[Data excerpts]

—————

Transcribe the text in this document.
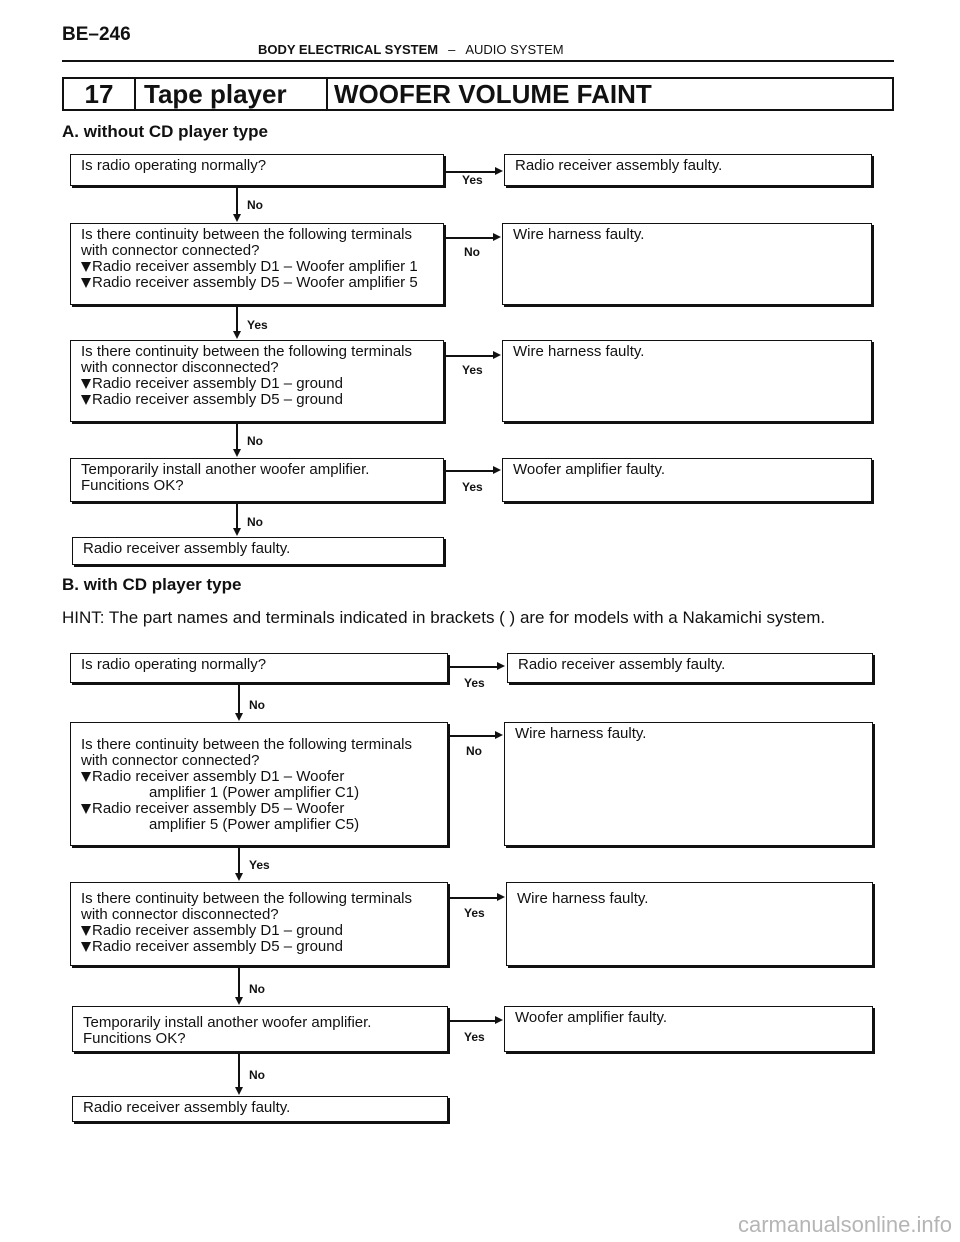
BE–246
BODY ELECTRICAL SYSTEM – AUDIO SYSTEM
17	Tape player	WOOFER VOLUME FAINT
A. without CD player type
Is radio operating normally?	Radio receiver assembly faulty.
Is there continuity between the following terminals
with connector connected?
Radio receiver assembly D1 – Woofer amplifier 1
Radio receiver assembly D5 – Woofer amplifier 5
Wire harness faulty.
Is there continuity between the following terminals
with connector disconnected?
Radio receiver assembly D1 – ground
Radio receiver assembly D5 – ground
Wire harness faulty.
Temporarily install another woofer amplifier.
Funcitions OK?
Woofer amplifier faulty.
Radio receiver assembly faulty.
Yes
No
Yes
Yes
No
Yes
No
No
B. with CD player type
HINT: The part names and terminals indicated in brackets ( ) are for models with a Nakamichi system.
Is radio operating normally?	Radio receiver assembly faulty.
Is there continuity between the following terminals
with connector connected?
Radio receiver assembly D1 – Woofer
amplifier 1 (Power amplifier C1)
Radio receiver assembly D5 – Woofer
amplifier 5 (Power amplifier C5)
Wire harness faulty.
Is there continuity between the following terminals
with connector disconnected?
Radio receiver assembly D1 – ground
Radio receiver assembly D5 – ground
Wire harness faulty.
Temporarily install another woofer amplifier.
Funcitions OK?
Woofer amplifier faulty.
Radio receiver assembly faulty.
Yes
No
Yes
Yes
No
Yes
No
No
carmanualsonline.info
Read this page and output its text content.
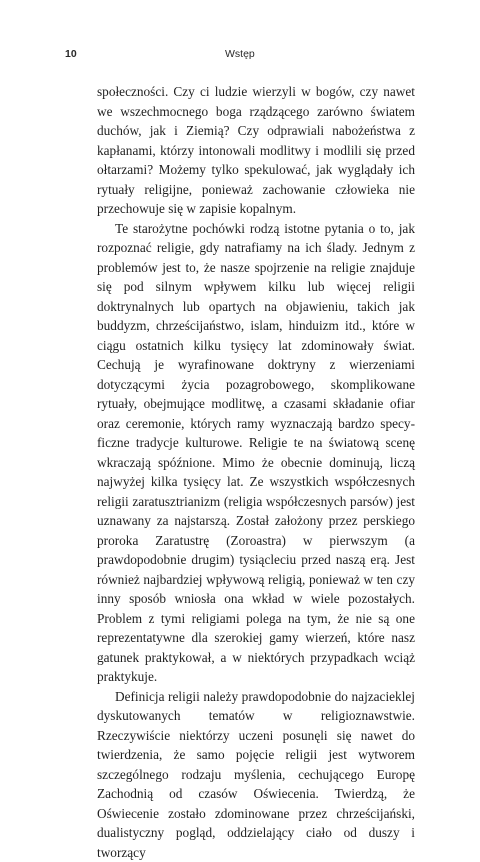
10	Wstęp

społeczności. Czy ci ludzie wierzyli w bogów, czy nawet we wszechmocnego boga rządzącego zarówno światem duchów, jak i Ziemią? Czy odprawiali nabożeństwa z kapłanami, którzy intonowali modlitwy i modlili się przed ołtarzami? Możemy tylko spekulować, jak wyglądały ich rytuały religijne, ponieważ zachowanie człowieka nie przechowuje się w zapisie kopalnym.

Te starożytne pochówki rodzą istotne pytania o to, jak rozpoznać religie, gdy natrafiamy na ich ślady. Jednym z problemów jest to, że nasze spojrzenie na religie znajduje się pod silnym wpływem kilku lub więcej religii doktrynalnych lub opartych na objawieniu, takich jak buddyzm, chrześcijaństwo, islam, hinduizm itd., które w ciągu ostatnich kilku tysięcy lat zdominowały świat. Cechują je wyrafinowane doktryny z wierzeniami dotyczącymi życia pozagrobowego, skomplikowane rytuały, obejmujące modlitwę, a czasami składanie ofiar oraz ceremonie, których ramy wyznaczają bardzo specyficzne tradycje kulturowe. Religie te na światową scenę wkraczają spóźnione. Mimo że obecnie dominują, liczą najwyżej kilka tysięcy lat. Ze wszystkich współczesnych religii zaratusztrianizm (religia współczesnych parsów) jest uznawany za najstarszą. Został założony przez perskiego proroka Zaratustrę (Zoroastra) w pierwszym (a prawdopodobnie drugim) tysiącleciu przed naszą erą. Jest również najbardziej wpływową religią, ponieważ w ten czy inny sposób wniosła ona wkład w wiele pozostałych. Problem z tymi religiami polega na tym, że nie są one reprezentatywne dla szerokiej gamy wierzeń, które nasz gatunek praktykował, a w niektórych przypadkach wciąż praktykuje.

Definicja religii należy prawdopodobnie do najzacieklej dyskutowanych tematów w religioznawstwie. Rzeczywiście niektórzy uczeni posunęli się nawet do twierdzenia, że samo pojęcie religii jest wytworem szczególnego rodzaju myślenia, cechującego Europę Zachodnią od czasów Oświecenia. Twierdzą, że Oświecenie zostało zdominowane przez chrześcijański, dualistyczny pogląd, oddzielający ciało od duszy i tworzący
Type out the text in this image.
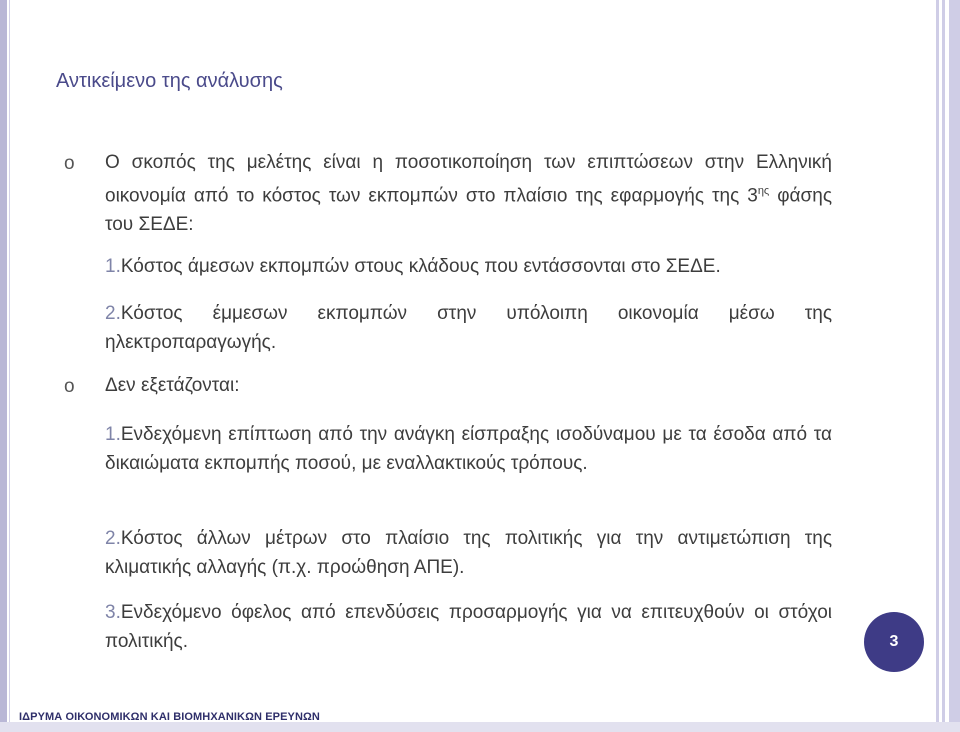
Αντικείμενο της ανάλυσης
o Ο σκοπός της μελέτης είναι η ποσοτικοποίηση των επιπτώσεων στην Ελληνική οικονομία από το κόστος των εκπομπών στο πλαίσιο της εφαρμογής της $3^{\eta\varsigma}$ φάσης του ΣΕΔΕ:
1.Κόστος άμεσων εκπομπών στους κλάδους που εντάσσονται στο ΣΕΔΕ.
2.Κόστος έμμεσων εκπομπών στην υπόλοιπη οικονομία μέσω της ηλεκτροπαραγωγής.
o Δεν εξετάζονται:
1.Ενδεχόμενη επίπτωση από την ανάγκη είσπραξης ισοδύναμου με τα έσοδα από τα δικαιώματα εκπομπής ποσού, με εναλλακτικούς τρόπους.
2.Κόστος άλλων μέτρων στο πλαίσιο της πολιτικής για την αντιμετώπιση της κλιματικής αλλαγής (π.χ. προώθηση ΑΠΕ).
3.Ενδεχόμενο όφελος από επενδύσεις προσαρμογής για να επιτευχθούν οι στόχοι πολιτικής.	3
ΙΔΡΥΜΑ ΟΙΚΟΝΟΜΙΚΩΝ ΚΑΙ ΒΙΟΜΗΧΑΝΙΚΩΝ ΕΡΕΥΝΩΝ
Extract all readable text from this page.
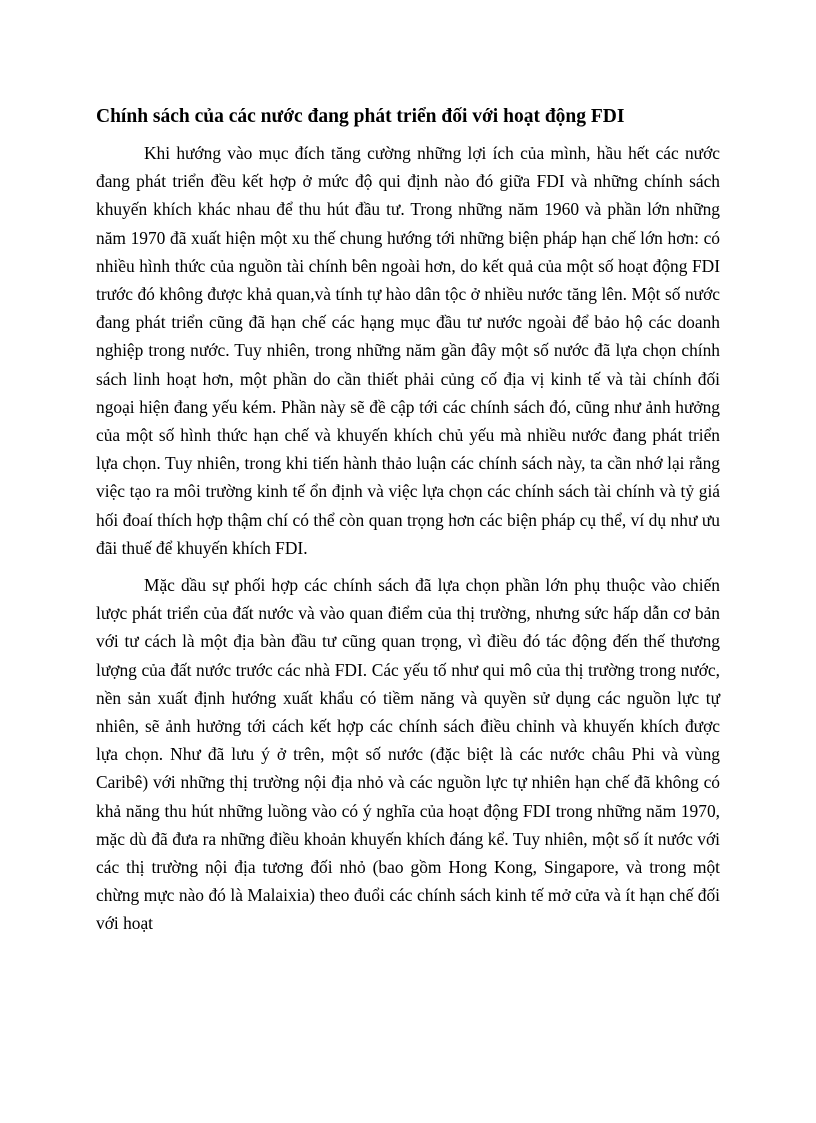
Chính sách của các nước đang phát triển đối với hoạt động FDI

Khi hướng vào mục đích tăng cường những lợi ích của mình, hầu hết các nước đang phát triển đều kết hợp ở mức độ qui định nào đó giữa FDI và những chính sách khuyến khích khác nhau để thu hút đầu tư. Trong những năm 1960 và phần lớn những năm 1970 đã xuất hiện một xu thế chung hướng tới những biện pháp hạn chế lớn hơn: có nhiều hình thức của nguồn tài chính bên ngoài hơn, do kết quả của một số hoạt động FDI trước đó không được khả quan,và tính tự hào dân tộc ở nhiều nước tăng lên. Một số nước đang phát triển cũng đã hạn chế các hạng mục đầu tư nước ngoài để bảo hộ các doanh nghiệp trong nước. Tuy nhiên, trong những năm gần đây một số nước đã lựa chọn chính sách linh hoạt hơn, một phần do cần thiết phải củng cố địa vị kinh tế và tài chính đối ngoại hiện đang yếu kém. Phần này sẽ đề cập tới các chính sách đó, cũng như ảnh hưởng của một số hình thức hạn chế và khuyến khích chủ yếu mà nhiều nước đang phát triển lựa chọn. Tuy nhiên, trong khi tiến hành thảo luận các chính sách này, ta cần nhớ lại rằng việc tạo ra môi trường kinh tế ổn định và việc lựa chọn các chính sách tài chính và tỷ giá hối đoaí thích hợp thậm chí có thể còn quan trọng hơn các biện pháp cụ thể, ví dụ như ưu đãi thuế để khuyến khích FDI.

Mặc dầu sự phối hợp các chính sách đã lựa chọn phần lớn phụ thuộc vào chiến lược phát triển của đất nước và vào quan điểm của thị trường, nhưng sức hấp dẫn cơ bản với tư cách là một địa bàn đầu tư cũng quan trọng, vì điều đó tác động đến thế thương lượng của đất nước trước các nhà FDI. Các yếu tố như qui mô của thị trường trong nước, nền sản xuất định hướng xuất khẩu có tiềm năng và quyền sử dụng các nguồn lực tự nhiên, sẽ ảnh hưởng tới cách kết hợp các chính sách điều chỉnh và khuyến khích được lựa chọn. Như đã lưu ý ở trên, một số nước (đặc biệt là các nước châu Phi và vùng Caribê) với những thị trường nội địa nhỏ và các nguồn lực tự nhiên hạn chế đã không có khả năng thu hút những luồng vào có ý nghĩa của hoạt động FDI trong những năm 1970, mặc dù đã đưa ra những điều khoản khuyến khích đáng kể. Tuy nhiên, một số ít nước với các thị trường nội địa tương đối nhỏ (bao gồm Hong Kong, Singapore, và trong một chừng mực nào đó là Malaixia) theo đuổi các chính sách kinh tế mở cửa và ít hạn chế đối với hoạt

—————

# Set task
Copy out all the records exactly, excluding pictures.

# Final answer
Transcribe the text in this document.
BE–246
BODY ELECTRICAL SYSTEM – AUDIO SYSTEM
17	Tape player	WOOFER VOLUME FAINT
A. without CD player type
Is radio operating normally?	Radio receiver assembly faulty.
Is there continuity between the following terminals
with connector connected?
Radio receiver assembly D1 – Woofer amplifier 1
Radio receiver assembly D5 – Woofer amplifier 5
Wire harness faulty.
Is there continuity between the following terminals
with connector disconnected?
Radio receiver assembly D1 – ground
Radio receiver assembly D5 – ground
Wire harness faulty.
Temporarily install another woofer amplifier.
Funcitions OK?
Woofer amplifier faulty.
Radio receiver assembly faulty.
Yes
No
Yes
Yes
No
Yes
No
No
B. with CD player type
HINT: The part names and terminals indicated in brackets ( ) are for models with a Nakamichi system.
Is radio operating normally?	Radio receiver assembly faulty.
Is there continuity between the following terminals
with connector connected?
Radio receiver assembly D1 – Woofer
amplifier 1 (Power amplifier C1)
Radio receiver assembly D5 – Woofer
amplifier 5 (Power amplifier C5)
Wire harness faulty.
Is there continuity between the following terminals
with connector disconnected?
Radio receiver assembly D1 – ground
Radio receiver assembly D5 – ground
Wire harness faulty.
Temporarily install another woofer amplifier.
Funcitions OK?
Woofer amplifier faulty.
Radio receiver assembly faulty.
Yes
No
Yes
Yes
No
Yes
No
No
carmanualsonline.info
Read this page and output its text content.
10	Wstęp

społeczności. Czy ci ludzie wierzyli w bogów, czy nawet we wszechmocnego boga rządzącego zarówno światem duchów, jak i Ziemią? Czy odprawiali nabożeństwa z kapłanami, którzy intonowali modlitwy i modlili się przed ołtarzami? Możemy tylko spekulować, jak wyglądały ich rytuały religijne, ponieważ zachowanie człowieka nie przechowuje się w zapisie kopalnym.

Te starożytne pochówki rodzą istotne pytania o to, jak rozpoznać religie, gdy natrafiamy na ich ślady. Jednym z problemów jest to, że nasze spojrzenie na religie znajduje się pod silnym wpływem kilku lub więcej religii doktrynalnych lub opartych na objawieniu, takich jak buddyzm, chrześcijaństwo, islam, hinduizm itd., które w ciągu ostatnich kilku tysięcy lat zdominowały świat. Cechują je wyrafinowane doktryny z wierzeniami dotyczącymi życia pozagrobowego, skomplikowane rytuały, obejmujące modlitwę, a czasami składanie ofiar oraz ceremonie, których ramy wyznaczają bardzo specyficzne tradycje kulturowe. Religie te na światową scenę wkraczają spóźnione. Mimo że obecnie dominują, liczą najwyżej kilka tysięcy lat. Ze wszystkich współczesnych religii zaratusztrianizm (religia współczesnych parsów) jest uznawany za najstarszą. Został założony przez perskiego proroka Zaratustrę (Zoroastra) w pierwszym (a prawdopodobnie drugim) tysiącleciu przed naszą erą. Jest również najbardziej wpływową religią, ponieważ w ten czy inny sposób wniosła ona wkład w wiele pozostałych. Problem z tymi religiami polega na tym, że nie są one reprezentatywne dla szerokiej gamy wierzeń, które nasz gatunek praktykował, a w niektórych przypadkach wciąż praktykuje.

Definicja religii należy prawdopodobnie do najzacieklej dyskutowanych tematów w religioznawstwie. Rzeczywiście niektórzy uczeni posunęli się nawet do twierdzenia, że samo pojęcie religii jest wytworem szczególnego rodzaju myślenia, cechującego Europę Zachodnią od czasów Oświecenia. Twierdzą, że Oświecenie zostało zdominowane przez chrześcijański, dualistyczny pogląd, oddzielający ciało od duszy i tworzący
Type out the text in this image.
Αντικείμενο της ανάλυσης
o Ο σκοπός της μελέτης είναι η ποσοτικοποίηση των επιπτώσεων στην Ελληνική οικονομία από το κόστος των εκπομπών στο πλαίσιο της εφαρμογής της $3^{\eta\varsigma}$ φάσης του ΣΕΔΕ:
1.Κόστος άμεσων εκπομπών στους κλάδους που εντάσσονται στο ΣΕΔΕ.
2.Κόστος έμμεσων εκπομπών στην υπόλοιπη οικονομία μέσω της ηλεκτροπαραγωγής.
o Δεν εξετάζονται:
1.Ενδεχόμενη επίπτωση από την ανάγκη είσπραξης ισοδύναμου με τα έσοδα από τα δικαιώματα εκπομπής ποσού, με εναλλακτικούς τρόπους.
2.Κόστος άλλων μέτρων στο πλαίσιο της πολιτικής για την αντιμετώπιση της κλιματικής αλλαγής (π.χ. προώθηση ΑΠΕ).
3.Ενδεχόμενο όφελος από επενδύσεις προσαρμογής για να επιτευχθούν οι στόχοι πολιτικής.	3
ΙΔΡΥΜΑ ΟΙΚΟΝΟΜΙΚΩΝ ΚΑΙ ΒΙΟΜΗΧΑΝΙΚΩΝ ΕΡΕΥΝΩΝ
Extract all readable text from this page.
Chính sách của các nước đang phát triển đối với hoạt động FDI

Khi hướng vào mục đích tăng cường những lợi ích của mình, hầu hết các nước đang phát triển đều kết hợp ở mức độ qui định nào đó giữa FDI và những chính sách khuyến khích khác nhau để thu hút đầu tư. Trong những năm 1960 và phần lớn những năm 1970 đã xuất hiện một xu thế chung hướng tới những biện pháp hạn chế lớn hơn: có nhiều hình thức của nguồn tài chính bên ngoài hơn, do kết quả của một số hoạt động FDI trước đó không được khả quan,và tính tự hào dân tộc ở nhiều nước tăng lên. Một số nước đang phát triển cũng đã hạn chế các hạng mục đầu tư nước ngoài để bảo hộ các doanh nghiệp trong nước. Tuy nhiên, trong những năm gần đây một số nước đã lựa chọn chính sách linh hoạt hơn, một phần do cần thiết phải củng cố địa vị kinh tế và tài chính đối ngoại hiện đang yếu kém. Phần này sẽ đề cập tới các chính sách đó, cũng như ảnh hưởng của một số hình thức hạn chế và khuyến khích chủ yếu mà nhiều nước đang phát triển lựa chọn. Tuy nhiên, trong khi tiến hành thảo luận các chính sách này, ta cần nhớ lại rằng việc tạo ra môi trường kinh tế ổn định và việc lựa chọn các chính sách tài chính và tỷ giá hối đoaí thích hợp thậm chí có thể còn quan trọng hơn các biện pháp cụ thể, ví dụ như ưu đãi thuế để khuyến khích FDI.

Mặc dầu sự phối hợp các chính sách đã lựa chọn phần lớn phụ thuộc vào chiến lược phát triển của đất nước và vào quan điểm của thị trường, nhưng sức hấp dẫn cơ bản với tư cách là một địa bàn đầu tư cũng quan trọng, vì điều đó tác động đến thế thương lượng của đất nước trước các nhà FDI. Các yếu tố như qui mô của thị trường trong nước, nền sản xuất định hướng xuất khẩu có tiềm năng và quyền sử dụng các nguồn lực tự nhiên, sẽ ảnh hưởng tới cách kết hợp các chính sách điều chỉnh và khuyến khích được lựa chọn. Như đã lưu ý ở trên, một số nước (đặc biệt là các nước châu Phi và vùng Caribê) với những thị trường nội địa nhỏ và các nguồn lực tự nhiên hạn chế đã không có khả năng thu hút những luồng vào có ý nghĩa của hoạt động FDI trong những năm 1970, mặc dù đã đưa ra những điều khoản khuyến khích đáng kể. Tuy nhiên, một số ít nước với các thị trường nội địa tương đối nhỏ (bao gồm Hong Kong, Singapore, và trong một chừng mực nào đó là Malaixia) theo đuổi các chính sách kinh tế mở cửa và ít hạn chế đối với hoạt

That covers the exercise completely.